# Travaux à réaliser:
A: Dans l'extrait sur Bernard Kouchner et le Rwanda, quelle fonction gouvernementale Bernard Kouchner a-t-il exercée de 2007 à 2010 ?
B: Poursuivez la rédaction de l'extrait sur Bernard Kouchner et le Rwanda à partir de sa dernière phrase.

# Extrait choisi:

+ + +

L’ancien ministre des Affaires étrangères Bernard Kouchner a avoué à "La Croix" que les décisionnaires de son époque avaient été proches des "génocidaires".
À l’époque, les décideurs français n’ont pas voulu voir qu’ils étaient les amis des bourreaux au Rwanda. Bernard Kouchner, ex-humanitaire et ancien ministre des Affaires étrangères (2007-2010), a indiqué dimanche que la France a sa part de responsabilité dans le massacre de 1994, au Rwanda.
"La France avait commis une très lourde faute politique au Rwanda en 1994", a-t-il estimé.
Il a d’ailleurs indiqué au quotidien La Croix qu’il s’était rendue trois fois au Rwanda durant ce génocide. Depuis Kigali, il avait appelé le président français François Mitterrand pour lui expliquer la situation
"Ne croyez pas tout ce qu’on vous raconte. Le FPR (Front patriotique rwandais) n’est pas à la solde des Américains. Ils sont entrés au Rwanda au nom de leurs familles tuées par les Hutus depuis l’indépendance. Ici, nous sommes les amis des bourreaux. Il faut absolument arrêter tout ça", a-t-il fait savoir à François Mitterrand.
Quelques jours avant la fin du génocide, le président rwandais Paul Kagame a accusé la France d’avoir soutenu les génocidaires, pouvoir hutu. Le rôle que la France a joué entre avril et juillet 1994 reste encore un sujet délicat.

+ + +

# Bloc de données:
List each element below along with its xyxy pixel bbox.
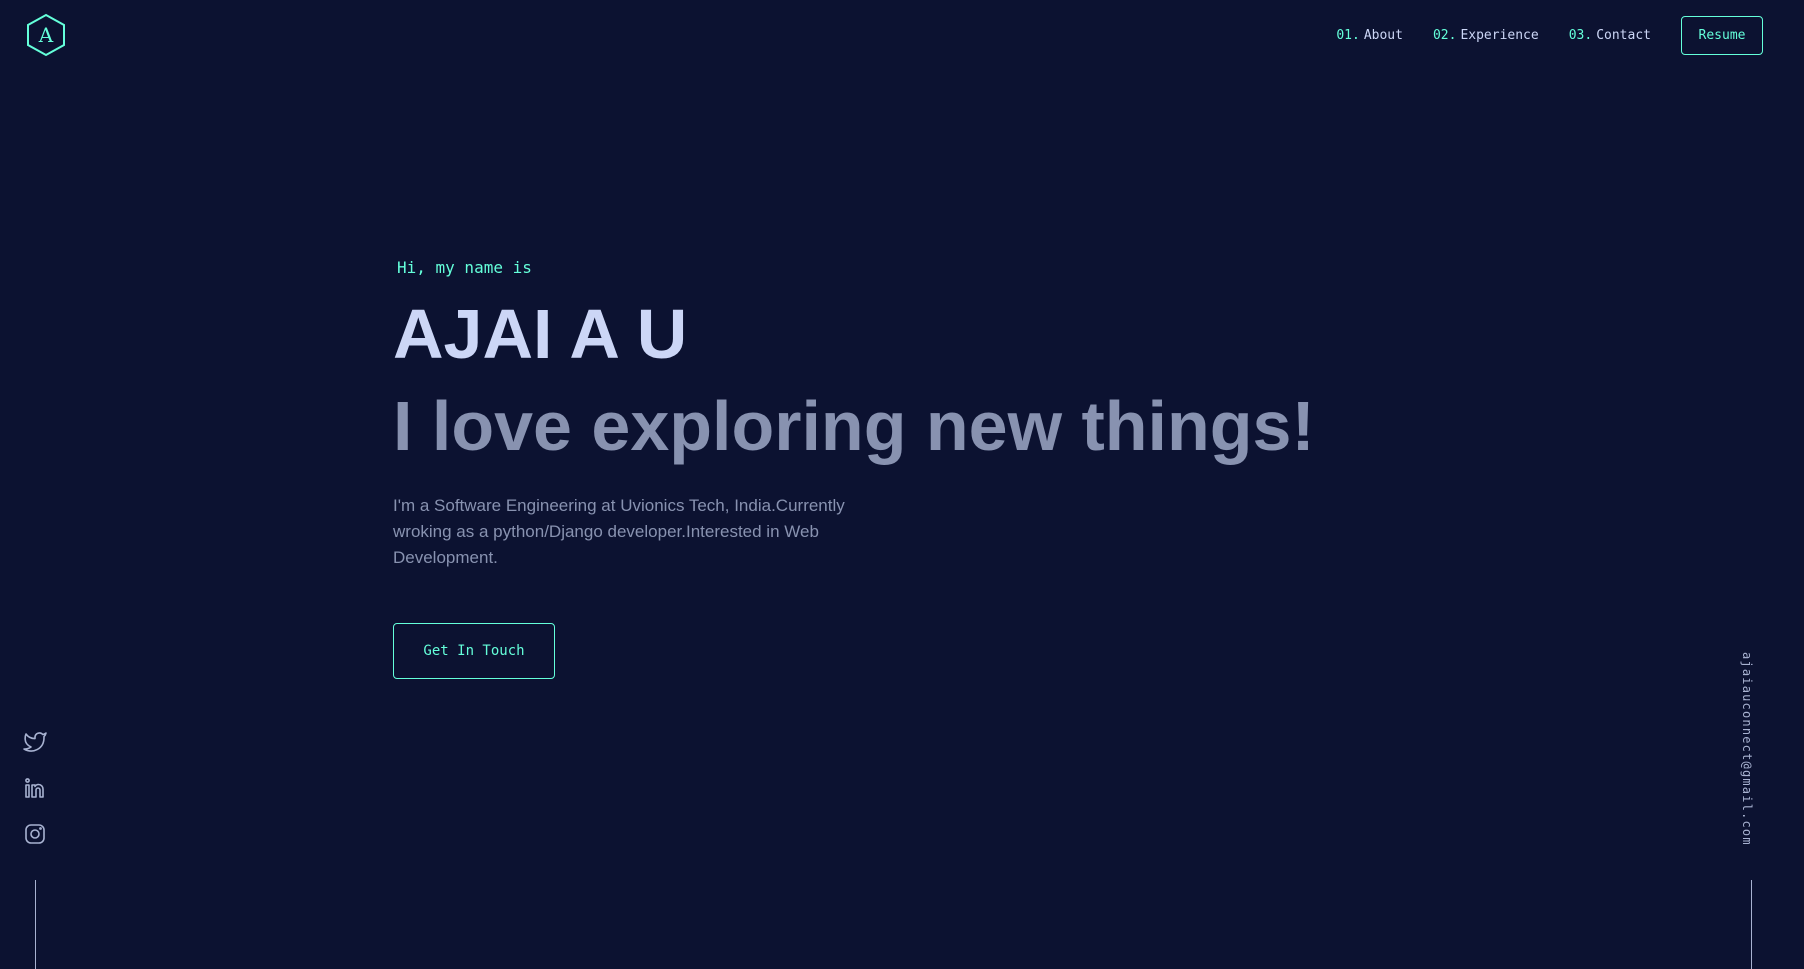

+ + +

# Réponses:
A: Il était ministre des Affaires étrangères.

B:
Pour rappel, environ 800 000 personnes ont été tuées au Rwanda entre avril et juillet 1994, d’après l’ONU.
>> A lire aussi : Rwanda : Paul Kagame réélu à près de 100% des voix
Selon le président français, Bernard Kouchner avait exagéré dans ses propos. Et pourtant, la France a commis une faute lourde au Rwanda selon l’ancien ministre des Affaires étrangères.
"Les décideurs n’ont pas voulu voir (...) qu’ils étaient amis des génocidaires. C’est l’énorme ambiguïté de la France au Rwanda", ajoute-t-il.
Bernard Kouchner avait aussi affirmé qu’il est intervenu auprès d’Alain Juppé, ministre des Affaires étrangères de l’époque. Il lui avait demandé d’arrêter les massacres.
"Je sais cela. Je suis pour que l’on intervienne et pour arrêter le massacre. Mais certains, au gouvernement, s’y opposent", aurait répondu Alain Juppé à Bernard Kouchner.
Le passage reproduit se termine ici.